(Dataset records)
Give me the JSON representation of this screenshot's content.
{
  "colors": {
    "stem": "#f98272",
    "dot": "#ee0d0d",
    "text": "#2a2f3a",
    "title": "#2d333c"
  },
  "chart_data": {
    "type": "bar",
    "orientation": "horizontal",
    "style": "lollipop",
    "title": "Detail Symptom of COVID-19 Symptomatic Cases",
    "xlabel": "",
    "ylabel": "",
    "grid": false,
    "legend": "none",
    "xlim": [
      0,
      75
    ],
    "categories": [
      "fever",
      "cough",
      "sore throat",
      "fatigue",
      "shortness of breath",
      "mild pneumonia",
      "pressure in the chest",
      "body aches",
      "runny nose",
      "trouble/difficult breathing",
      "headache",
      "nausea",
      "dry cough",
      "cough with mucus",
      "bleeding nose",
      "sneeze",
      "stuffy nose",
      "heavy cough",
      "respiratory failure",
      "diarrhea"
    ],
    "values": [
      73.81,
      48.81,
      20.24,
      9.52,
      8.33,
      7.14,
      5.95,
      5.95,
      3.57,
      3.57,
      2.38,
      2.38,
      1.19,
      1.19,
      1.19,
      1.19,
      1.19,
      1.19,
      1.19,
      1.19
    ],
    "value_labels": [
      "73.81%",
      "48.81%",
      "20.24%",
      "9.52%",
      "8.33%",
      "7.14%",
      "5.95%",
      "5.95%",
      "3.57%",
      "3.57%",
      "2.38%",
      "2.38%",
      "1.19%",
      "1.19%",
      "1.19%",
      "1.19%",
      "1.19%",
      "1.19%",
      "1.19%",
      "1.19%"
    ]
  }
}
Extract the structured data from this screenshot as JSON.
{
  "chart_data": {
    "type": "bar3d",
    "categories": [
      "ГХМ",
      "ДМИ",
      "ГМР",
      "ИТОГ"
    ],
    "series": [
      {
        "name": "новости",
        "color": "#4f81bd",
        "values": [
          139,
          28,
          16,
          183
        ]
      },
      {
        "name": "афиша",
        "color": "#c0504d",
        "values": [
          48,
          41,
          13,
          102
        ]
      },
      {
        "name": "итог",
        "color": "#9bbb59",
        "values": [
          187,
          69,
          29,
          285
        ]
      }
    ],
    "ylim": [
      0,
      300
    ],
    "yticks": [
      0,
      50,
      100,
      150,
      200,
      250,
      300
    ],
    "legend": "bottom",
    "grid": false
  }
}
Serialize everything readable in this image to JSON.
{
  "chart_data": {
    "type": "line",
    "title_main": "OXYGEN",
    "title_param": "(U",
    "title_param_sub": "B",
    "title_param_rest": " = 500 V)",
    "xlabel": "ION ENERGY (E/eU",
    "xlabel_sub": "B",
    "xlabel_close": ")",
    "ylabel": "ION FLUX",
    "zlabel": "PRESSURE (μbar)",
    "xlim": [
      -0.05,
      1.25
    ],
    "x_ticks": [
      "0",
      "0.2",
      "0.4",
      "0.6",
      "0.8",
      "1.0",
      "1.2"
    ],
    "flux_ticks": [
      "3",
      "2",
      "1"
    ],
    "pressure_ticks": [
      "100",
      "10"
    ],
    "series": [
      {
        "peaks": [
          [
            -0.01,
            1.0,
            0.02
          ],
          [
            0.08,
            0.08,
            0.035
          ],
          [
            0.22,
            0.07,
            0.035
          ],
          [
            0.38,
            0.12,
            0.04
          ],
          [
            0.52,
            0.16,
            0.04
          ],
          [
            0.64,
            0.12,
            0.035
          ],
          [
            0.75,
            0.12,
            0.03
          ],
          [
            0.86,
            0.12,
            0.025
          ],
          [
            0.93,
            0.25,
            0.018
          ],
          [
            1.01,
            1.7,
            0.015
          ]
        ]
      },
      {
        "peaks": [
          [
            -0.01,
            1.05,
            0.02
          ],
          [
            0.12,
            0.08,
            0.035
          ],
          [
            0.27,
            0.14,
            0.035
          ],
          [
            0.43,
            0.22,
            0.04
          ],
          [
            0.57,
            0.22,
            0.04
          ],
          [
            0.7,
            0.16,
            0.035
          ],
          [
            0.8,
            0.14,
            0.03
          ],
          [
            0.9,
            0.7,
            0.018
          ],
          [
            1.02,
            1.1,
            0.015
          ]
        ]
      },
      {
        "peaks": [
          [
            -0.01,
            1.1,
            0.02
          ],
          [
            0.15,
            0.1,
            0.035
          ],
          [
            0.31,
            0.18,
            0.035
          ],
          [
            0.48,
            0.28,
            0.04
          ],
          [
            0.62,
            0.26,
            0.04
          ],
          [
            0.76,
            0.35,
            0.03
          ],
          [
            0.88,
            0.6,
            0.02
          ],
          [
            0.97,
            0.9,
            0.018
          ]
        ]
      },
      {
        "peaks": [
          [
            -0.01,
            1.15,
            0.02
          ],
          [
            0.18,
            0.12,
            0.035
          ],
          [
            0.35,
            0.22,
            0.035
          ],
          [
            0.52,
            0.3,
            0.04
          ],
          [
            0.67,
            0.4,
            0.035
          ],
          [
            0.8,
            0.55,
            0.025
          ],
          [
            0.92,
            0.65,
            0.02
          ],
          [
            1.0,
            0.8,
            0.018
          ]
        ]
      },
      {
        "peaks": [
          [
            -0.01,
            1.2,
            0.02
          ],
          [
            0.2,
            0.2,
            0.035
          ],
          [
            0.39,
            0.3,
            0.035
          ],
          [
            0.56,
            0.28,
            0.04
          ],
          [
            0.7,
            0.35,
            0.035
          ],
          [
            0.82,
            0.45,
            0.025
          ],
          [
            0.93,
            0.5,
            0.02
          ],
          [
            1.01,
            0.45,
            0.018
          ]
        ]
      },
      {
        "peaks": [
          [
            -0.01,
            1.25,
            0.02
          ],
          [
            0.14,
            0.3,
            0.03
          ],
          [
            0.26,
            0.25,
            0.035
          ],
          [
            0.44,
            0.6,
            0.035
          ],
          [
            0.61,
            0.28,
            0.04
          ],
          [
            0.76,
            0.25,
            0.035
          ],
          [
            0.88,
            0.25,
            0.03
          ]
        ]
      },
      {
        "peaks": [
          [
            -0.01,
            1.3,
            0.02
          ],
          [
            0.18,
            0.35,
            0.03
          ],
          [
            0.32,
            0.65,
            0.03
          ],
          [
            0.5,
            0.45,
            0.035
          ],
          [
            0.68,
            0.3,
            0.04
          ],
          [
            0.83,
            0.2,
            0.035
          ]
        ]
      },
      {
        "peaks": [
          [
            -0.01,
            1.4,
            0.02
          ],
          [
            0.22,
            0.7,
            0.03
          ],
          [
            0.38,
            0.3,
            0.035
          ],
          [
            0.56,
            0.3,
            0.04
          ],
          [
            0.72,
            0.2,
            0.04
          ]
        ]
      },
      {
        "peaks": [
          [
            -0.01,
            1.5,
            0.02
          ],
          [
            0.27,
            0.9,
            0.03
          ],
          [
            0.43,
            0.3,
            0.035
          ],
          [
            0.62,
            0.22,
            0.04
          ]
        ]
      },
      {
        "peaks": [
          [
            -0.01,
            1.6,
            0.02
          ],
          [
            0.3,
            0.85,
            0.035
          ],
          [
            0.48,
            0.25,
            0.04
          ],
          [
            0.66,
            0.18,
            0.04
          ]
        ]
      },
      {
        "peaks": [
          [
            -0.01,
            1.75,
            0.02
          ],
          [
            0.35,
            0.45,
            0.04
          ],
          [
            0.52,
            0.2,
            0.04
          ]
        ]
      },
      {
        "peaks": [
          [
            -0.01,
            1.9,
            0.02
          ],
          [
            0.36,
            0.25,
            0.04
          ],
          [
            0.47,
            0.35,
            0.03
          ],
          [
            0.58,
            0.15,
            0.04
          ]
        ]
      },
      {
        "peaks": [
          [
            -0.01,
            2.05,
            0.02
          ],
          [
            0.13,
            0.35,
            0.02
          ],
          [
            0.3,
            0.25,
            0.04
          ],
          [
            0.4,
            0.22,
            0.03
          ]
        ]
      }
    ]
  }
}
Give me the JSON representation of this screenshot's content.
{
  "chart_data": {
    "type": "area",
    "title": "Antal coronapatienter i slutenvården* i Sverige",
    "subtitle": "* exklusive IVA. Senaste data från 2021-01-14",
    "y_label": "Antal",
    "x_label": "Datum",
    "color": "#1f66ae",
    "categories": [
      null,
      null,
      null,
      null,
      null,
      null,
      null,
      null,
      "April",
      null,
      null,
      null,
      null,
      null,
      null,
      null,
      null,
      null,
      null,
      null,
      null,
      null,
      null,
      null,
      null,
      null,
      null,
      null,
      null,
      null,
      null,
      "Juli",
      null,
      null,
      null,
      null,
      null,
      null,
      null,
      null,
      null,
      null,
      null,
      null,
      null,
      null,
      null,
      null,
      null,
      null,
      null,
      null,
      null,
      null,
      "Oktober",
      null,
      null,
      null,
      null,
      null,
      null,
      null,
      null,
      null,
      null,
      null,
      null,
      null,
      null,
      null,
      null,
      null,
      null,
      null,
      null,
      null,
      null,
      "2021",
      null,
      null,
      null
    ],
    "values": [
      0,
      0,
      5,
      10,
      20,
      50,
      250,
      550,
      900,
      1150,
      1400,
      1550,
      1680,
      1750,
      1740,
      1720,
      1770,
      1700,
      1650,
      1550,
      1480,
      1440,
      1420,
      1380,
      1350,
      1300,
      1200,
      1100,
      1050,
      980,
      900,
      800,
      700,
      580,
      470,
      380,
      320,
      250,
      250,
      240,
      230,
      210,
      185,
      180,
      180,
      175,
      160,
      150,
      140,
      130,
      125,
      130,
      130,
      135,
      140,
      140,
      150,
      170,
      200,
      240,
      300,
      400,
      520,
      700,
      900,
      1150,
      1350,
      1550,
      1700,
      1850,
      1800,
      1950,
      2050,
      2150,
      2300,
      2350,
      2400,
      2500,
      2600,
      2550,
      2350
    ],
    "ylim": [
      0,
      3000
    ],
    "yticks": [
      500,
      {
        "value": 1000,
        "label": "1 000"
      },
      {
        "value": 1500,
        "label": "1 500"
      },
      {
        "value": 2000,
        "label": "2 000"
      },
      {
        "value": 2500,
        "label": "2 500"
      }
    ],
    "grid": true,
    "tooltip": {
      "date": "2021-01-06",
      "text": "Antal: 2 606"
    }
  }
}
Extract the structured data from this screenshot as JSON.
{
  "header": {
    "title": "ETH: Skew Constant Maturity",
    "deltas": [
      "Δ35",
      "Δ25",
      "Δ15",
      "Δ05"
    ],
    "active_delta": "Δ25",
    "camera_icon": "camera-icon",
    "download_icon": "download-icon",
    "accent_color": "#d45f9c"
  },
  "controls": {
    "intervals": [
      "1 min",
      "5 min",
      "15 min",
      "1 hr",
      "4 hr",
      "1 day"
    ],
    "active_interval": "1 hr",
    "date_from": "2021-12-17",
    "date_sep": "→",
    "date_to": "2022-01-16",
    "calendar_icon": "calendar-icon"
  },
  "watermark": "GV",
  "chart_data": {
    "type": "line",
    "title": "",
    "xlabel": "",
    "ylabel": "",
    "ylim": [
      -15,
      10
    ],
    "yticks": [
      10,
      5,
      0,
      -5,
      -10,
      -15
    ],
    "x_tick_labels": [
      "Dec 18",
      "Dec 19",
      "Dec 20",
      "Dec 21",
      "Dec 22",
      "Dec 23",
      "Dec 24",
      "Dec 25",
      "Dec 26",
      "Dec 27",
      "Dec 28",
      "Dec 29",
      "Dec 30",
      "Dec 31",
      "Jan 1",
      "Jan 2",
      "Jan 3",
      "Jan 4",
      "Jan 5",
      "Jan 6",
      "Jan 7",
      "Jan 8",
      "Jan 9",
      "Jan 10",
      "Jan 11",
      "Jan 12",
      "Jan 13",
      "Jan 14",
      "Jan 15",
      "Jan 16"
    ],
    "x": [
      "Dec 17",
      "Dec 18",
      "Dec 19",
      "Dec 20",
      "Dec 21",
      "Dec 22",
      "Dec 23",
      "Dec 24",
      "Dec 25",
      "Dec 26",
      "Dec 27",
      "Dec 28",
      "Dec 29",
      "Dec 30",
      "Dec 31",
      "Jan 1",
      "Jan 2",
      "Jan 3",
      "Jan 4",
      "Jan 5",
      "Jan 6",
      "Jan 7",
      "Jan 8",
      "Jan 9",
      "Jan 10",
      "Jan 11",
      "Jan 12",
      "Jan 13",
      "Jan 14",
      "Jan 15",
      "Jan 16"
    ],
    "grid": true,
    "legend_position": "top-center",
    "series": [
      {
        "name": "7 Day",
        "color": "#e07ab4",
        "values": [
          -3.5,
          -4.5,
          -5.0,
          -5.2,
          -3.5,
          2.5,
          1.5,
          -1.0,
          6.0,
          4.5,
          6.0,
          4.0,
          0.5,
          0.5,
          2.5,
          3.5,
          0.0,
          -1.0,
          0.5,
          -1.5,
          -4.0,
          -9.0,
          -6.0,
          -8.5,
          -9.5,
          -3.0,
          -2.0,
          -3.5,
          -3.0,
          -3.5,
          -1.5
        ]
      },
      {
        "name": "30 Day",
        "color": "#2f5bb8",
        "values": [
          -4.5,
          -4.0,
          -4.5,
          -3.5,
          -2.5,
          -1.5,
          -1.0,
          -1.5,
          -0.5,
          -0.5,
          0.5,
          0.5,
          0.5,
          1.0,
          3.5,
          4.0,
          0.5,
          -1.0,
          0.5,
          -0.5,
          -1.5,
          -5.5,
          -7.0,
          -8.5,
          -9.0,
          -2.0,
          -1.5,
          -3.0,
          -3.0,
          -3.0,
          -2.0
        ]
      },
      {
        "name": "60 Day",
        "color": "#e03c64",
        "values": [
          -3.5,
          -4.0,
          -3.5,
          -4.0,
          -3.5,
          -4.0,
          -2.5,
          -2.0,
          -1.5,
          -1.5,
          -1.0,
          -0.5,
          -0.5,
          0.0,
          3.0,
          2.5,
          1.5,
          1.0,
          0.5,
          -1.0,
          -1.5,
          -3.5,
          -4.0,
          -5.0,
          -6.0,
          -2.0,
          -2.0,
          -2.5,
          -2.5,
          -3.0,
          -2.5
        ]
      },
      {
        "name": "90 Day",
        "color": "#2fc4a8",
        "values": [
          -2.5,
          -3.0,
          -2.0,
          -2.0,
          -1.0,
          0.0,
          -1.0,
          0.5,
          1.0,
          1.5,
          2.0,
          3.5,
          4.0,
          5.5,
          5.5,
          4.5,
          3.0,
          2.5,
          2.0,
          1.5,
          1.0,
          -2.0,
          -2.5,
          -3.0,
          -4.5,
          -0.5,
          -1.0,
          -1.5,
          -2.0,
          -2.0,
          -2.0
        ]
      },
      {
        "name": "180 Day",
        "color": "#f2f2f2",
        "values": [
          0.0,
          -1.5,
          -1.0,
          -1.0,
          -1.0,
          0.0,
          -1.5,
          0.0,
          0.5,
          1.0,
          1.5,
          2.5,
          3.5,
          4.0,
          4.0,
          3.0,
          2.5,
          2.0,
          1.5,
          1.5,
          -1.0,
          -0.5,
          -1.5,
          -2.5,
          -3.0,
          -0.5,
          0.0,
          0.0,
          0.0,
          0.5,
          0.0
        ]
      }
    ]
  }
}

WHAT TO DO ->
Of all the lines above, how many contain the word "icon"? Give the number and nothing else.

WRITTEN ANSWER ->
3